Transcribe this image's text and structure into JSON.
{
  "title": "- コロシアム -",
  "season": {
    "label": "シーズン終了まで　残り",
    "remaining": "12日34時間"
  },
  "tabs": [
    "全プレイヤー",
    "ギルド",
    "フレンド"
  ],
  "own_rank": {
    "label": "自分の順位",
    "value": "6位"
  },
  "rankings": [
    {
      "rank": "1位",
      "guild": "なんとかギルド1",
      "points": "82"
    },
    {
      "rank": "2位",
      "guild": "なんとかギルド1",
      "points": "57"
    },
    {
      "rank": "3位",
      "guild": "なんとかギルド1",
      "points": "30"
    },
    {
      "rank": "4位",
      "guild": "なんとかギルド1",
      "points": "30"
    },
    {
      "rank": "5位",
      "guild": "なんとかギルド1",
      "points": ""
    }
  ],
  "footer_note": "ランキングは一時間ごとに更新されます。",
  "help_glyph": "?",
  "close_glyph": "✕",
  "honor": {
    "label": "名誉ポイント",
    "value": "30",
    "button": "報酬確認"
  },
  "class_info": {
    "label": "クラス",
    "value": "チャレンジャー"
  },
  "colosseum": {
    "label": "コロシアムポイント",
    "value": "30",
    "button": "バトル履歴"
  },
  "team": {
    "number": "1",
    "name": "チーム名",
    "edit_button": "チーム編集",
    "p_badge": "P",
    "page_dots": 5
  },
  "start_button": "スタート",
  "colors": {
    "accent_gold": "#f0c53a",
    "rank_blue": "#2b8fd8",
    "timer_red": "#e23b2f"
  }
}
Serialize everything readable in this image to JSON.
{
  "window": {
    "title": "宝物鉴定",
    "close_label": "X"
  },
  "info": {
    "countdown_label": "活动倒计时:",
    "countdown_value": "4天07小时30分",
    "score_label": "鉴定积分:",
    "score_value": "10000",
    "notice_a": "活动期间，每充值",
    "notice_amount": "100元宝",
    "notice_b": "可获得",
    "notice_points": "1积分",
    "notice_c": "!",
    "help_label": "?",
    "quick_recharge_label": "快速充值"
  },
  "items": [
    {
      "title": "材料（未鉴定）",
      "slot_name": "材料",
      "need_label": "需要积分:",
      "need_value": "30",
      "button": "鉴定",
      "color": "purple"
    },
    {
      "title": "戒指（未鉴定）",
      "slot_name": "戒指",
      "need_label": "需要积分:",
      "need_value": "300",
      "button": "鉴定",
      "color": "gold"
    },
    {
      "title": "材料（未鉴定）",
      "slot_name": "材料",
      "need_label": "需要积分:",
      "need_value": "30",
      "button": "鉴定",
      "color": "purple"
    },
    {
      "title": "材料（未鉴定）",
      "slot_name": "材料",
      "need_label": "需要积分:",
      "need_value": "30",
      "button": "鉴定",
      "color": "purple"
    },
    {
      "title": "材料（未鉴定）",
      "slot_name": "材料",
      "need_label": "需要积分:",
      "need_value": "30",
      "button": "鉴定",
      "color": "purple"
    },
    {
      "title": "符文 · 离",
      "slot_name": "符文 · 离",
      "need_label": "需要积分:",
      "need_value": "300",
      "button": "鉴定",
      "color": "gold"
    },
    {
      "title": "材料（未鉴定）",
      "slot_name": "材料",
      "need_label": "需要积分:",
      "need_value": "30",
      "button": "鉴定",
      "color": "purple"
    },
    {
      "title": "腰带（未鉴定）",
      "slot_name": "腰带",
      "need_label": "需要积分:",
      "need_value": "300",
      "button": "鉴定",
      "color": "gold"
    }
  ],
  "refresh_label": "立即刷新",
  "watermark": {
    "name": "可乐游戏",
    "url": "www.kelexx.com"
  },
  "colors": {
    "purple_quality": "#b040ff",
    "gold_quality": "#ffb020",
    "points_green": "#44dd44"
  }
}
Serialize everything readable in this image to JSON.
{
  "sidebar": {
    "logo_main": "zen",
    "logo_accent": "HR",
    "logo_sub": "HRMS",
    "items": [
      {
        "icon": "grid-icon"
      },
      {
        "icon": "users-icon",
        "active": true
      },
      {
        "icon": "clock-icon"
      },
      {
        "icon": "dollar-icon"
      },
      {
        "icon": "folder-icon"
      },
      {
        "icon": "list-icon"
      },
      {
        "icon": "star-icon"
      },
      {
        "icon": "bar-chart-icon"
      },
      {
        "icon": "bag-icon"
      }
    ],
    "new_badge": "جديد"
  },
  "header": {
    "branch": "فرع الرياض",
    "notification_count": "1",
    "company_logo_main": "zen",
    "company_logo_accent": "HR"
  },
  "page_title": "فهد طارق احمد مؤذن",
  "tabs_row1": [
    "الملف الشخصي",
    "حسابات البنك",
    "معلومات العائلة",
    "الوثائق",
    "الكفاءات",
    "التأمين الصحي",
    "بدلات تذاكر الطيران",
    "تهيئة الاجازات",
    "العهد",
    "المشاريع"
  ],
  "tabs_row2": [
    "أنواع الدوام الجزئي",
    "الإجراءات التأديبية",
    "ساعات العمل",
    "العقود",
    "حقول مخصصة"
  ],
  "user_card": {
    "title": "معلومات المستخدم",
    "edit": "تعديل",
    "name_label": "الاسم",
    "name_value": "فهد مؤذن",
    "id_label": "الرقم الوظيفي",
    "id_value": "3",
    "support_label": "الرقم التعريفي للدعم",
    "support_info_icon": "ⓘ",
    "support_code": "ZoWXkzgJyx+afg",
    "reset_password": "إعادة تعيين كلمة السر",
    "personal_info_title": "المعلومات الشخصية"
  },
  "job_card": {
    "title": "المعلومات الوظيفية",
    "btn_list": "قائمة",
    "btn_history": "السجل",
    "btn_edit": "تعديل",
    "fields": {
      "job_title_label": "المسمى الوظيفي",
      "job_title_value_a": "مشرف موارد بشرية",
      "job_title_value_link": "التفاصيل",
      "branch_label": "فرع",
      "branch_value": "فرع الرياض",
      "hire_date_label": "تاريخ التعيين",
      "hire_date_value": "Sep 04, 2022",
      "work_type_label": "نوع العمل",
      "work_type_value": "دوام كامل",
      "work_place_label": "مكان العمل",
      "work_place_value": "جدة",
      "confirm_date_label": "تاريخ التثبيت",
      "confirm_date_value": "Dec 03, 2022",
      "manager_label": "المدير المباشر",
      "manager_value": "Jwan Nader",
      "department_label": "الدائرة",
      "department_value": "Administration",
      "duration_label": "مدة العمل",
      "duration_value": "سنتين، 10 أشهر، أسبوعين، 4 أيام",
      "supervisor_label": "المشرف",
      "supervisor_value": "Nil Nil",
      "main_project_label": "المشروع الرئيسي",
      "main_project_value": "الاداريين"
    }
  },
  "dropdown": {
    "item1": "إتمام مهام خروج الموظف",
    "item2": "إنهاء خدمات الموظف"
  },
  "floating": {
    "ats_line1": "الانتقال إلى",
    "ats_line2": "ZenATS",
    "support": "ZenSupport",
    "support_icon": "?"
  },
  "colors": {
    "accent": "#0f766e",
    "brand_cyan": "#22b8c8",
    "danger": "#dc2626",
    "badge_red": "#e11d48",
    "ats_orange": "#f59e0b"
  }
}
::::
Each line of the material should be echoed exactly.

— Result of this exercise —
Transcribe this image's text and structure into JSON.
{
  "title": "- コロシアム -",
  "season": {
    "label": "シーズン終了まで　残り",
    "remaining": "12日34時間"
  },
  "tabs": [
    "全プレイヤー",
    "ギルド",
    "フレンド"
  ],
  "own_rank": {
    "label": "自分の順位",
    "value": "6位"
  },
  "rankings": [
    {
      "rank": "1位",
      "guild": "なんとかギルド1",
      "points": "82"
    },
    {
      "rank": "2位",
      "guild": "なんとかギルド1",
      "points": "57"
    },
    {
      "rank": "3位",
      "guild": "なんとかギルド1",
      "points": "30"
    },
    {
      "rank": "4位",
      "guild": "なんとかギルド1",
      "points": "30"
    },
    {
      "rank": "5位",
      "guild": "なんとかギルド1",
      "points": ""
    }
  ],
  "footer_note": "ランキングは一時間ごとに更新されます。",
  "help_glyph": "?",
  "close_glyph": "✕",
  "honor": {
    "label": "名誉ポイント",
    "value": "30",
    "button": "報酬確認"
  },
  "class_info": {
    "label": "クラス",
    "value": "チャレンジャー"
  },
  "colosseum": {
    "label": "コロシアムポイント",
    "value": "30",
    "button": "バトル履歴"
  },
  "team": {
    "number": "1",
    "name": "チーム名",
    "edit_button": "チーム編集",
    "p_badge": "P",
    "page_dots": 5
  },
  "start_button": "スタート",
  "colors": {
    "accent_gold": "#f0c53a",
    "rank_blue": "#2b8fd8",
    "timer_red": "#e23b2f"
  }
}
Serialize everything readable in this image to JSON.
{
  "window": {
    "title": "宝物鉴定",
    "close_label": "X"
  },
  "info": {
    "countdown_label": "活动倒计时:",
    "countdown_value": "4天07小时30分",
    "score_label": "鉴定积分:",
    "score_value": "10000",
    "notice_a": "活动期间，每充值",
    "notice_amount": "100元宝",
    "notice_b": "可获得",
    "notice_points": "1积分",
    "notice_c": "!",
    "help_label": "?",
    "quick_recharge_label": "快速充值"
  },
  "items": [
    {
      "title": "材料（未鉴定）",
      "slot_name": "材料",
      "need_label": "需要积分:",
      "need_value": "30",
      "button": "鉴定",
      "color": "purple"
    },
    {
      "title": "戒指（未鉴定）",
      "slot_name": "戒指",
      "need_label": "需要积分:",
      "need_value": "300",
      "button": "鉴定",
      "color": "gold"
    },
    {
      "title": "材料（未鉴定）",
      "slot_name": "材料",
      "need_label": "需要积分:",
      "need_value": "30",
      "button": "鉴定",
      "color": "purple"
    },
    {
      "title": "材料（未鉴定）",
      "slot_name": "材料",
      "need_label": "需要积分:",
      "need_value": "30",
      "button": "鉴定",
      "color": "purple"
    },
    {
      "title": "材料（未鉴定）",
      "slot_name": "材料",
      "need_label": "需要积分:",
      "need_value": "30",
      "button": "鉴定",
      "color": "purple"
    },
    {
      "title": "符文 · 离",
      "slot_name": "符文 · 离",
      "need_label": "需要积分:",
      "need_value": "300",
      "button": "鉴定",
      "color": "gold"
    },
    {
      "title": "材料（未鉴定）",
      "slot_name": "材料",
      "need_label": "需要积分:",
      "need_value": "30",
      "button": "鉴定",
      "color": "purple"
    },
    {
      "title": "腰带（未鉴定）",
      "slot_name": "腰带",
      "need_label": "需要积分:",
      "need_value": "300",
      "button": "鉴定",
      "color": "gold"
    }
  ],
  "refresh_label": "立即刷新",
  "watermark": {
    "name": "可乐游戏",
    "url": "www.kelexx.com"
  },
  "colors": {
    "purple_quality": "#b040ff",
    "gold_quality": "#ffb020",
    "points_green": "#44dd44"
  }
}
Serialize everything readable in this image to JSON.
{
  "sidebar": {
    "logo_main": "zen",
    "logo_accent": "HR",
    "logo_sub": "HRMS",
    "items": [
      {
        "icon": "grid-icon"
      },
      {
        "icon": "users-icon",
        "active": true
      },
      {
        "icon": "clock-icon"
      },
      {
        "icon": "dollar-icon"
      },
      {
        "icon": "folder-icon"
      },
      {
        "icon": "list-icon"
      },
      {
        "icon": "star-icon"
      },
      {
        "icon": "bar-chart-icon"
      },
      {
        "icon": "bag-icon"
      }
    ],
    "new_badge": "جديد"
  },
  "header": {
    "branch": "فرع الرياض",
    "notification_count": "1",
    "company_logo_main": "zen",
    "company_logo_accent": "HR"
  },
  "page_title": "فهد طارق احمد مؤذن",
  "tabs_row1": [
    "الملف الشخصي",
    "حسابات البنك",
    "معلومات العائلة",
    "الوثائق",
    "الكفاءات",
    "التأمين الصحي",
    "بدلات تذاكر الطيران",
    "تهيئة الاجازات",
    "العهد",
    "المشاريع"
  ],
  "tabs_row2": [
    "أنواع الدوام الجزئي",
    "الإجراءات التأديبية",
    "ساعات العمل",
    "العقود",
    "حقول مخصصة"
  ],
  "user_card": {
    "title": "معلومات المستخدم",
    "edit": "تعديل",
    "name_label": "الاسم",
    "name_value": "فهد مؤذن",
    "id_label": "الرقم الوظيفي",
    "id_value": "3",
    "support_label": "الرقم التعريفي للدعم",
    "support_info_icon": "ⓘ",
    "support_code": "ZoWXkzgJyx+afg",
    "reset_password": "إعادة تعيين كلمة السر",
    "personal_info_title": "المعلومات الشخصية"
  },
  "job_card": {
    "title": "المعلومات الوظيفية",
    "btn_list": "قائمة",
    "btn_history": "السجل",
    "btn_edit": "تعديل",
    "fields": {
      "job_title_label": "المسمى الوظيفي",
      "job_title_value_a": "مشرف موارد بشرية",
      "job_title_value_link": "التفاصيل",
      "branch_label": "فرع",
      "branch_value": "فرع الرياض",
      "hire_date_label": "تاريخ التعيين",
      "hire_date_value": "Sep 04, 2022",
      "work_type_label": "نوع العمل",
      "work_type_value": "دوام كامل",
      "work_place_label": "مكان العمل",
      "work_place_value": "جدة",
      "confirm_date_label": "تاريخ التثبيت",
      "confirm_date_value": "Dec 03, 2022",
      "manager_label": "المدير المباشر",
      "manager_value": "Jwan Nader",
      "department_label": "الدائرة",
      "department_value": "Administration",
      "duration_label": "مدة العمل",
      "duration_value": "سنتين، 10 أشهر، أسبوعين، 4 أيام",
      "supervisor_label": "المشرف",
      "supervisor_value": "Nil Nil",
      "main_project_label": "المشروع الرئيسي",
      "main_project_value": "الاداريين"
    }
  },
  "dropdown": {
    "item1": "إتمام مهام خروج الموظف",
    "item2": "إنهاء خدمات الموظف"
  },
  "floating": {
    "ats_line1": "الانتقال إلى",
    "ats_line2": "ZenATS",
    "support": "ZenSupport",
    "support_icon": "?"
  },
  "colors": {
    "accent": "#0f766e",
    "brand_cyan": "#22b8c8",
    "danger": "#dc2626",
    "badge_red": "#e11d48",
    "ats_orange": "#f59e0b"
  }
}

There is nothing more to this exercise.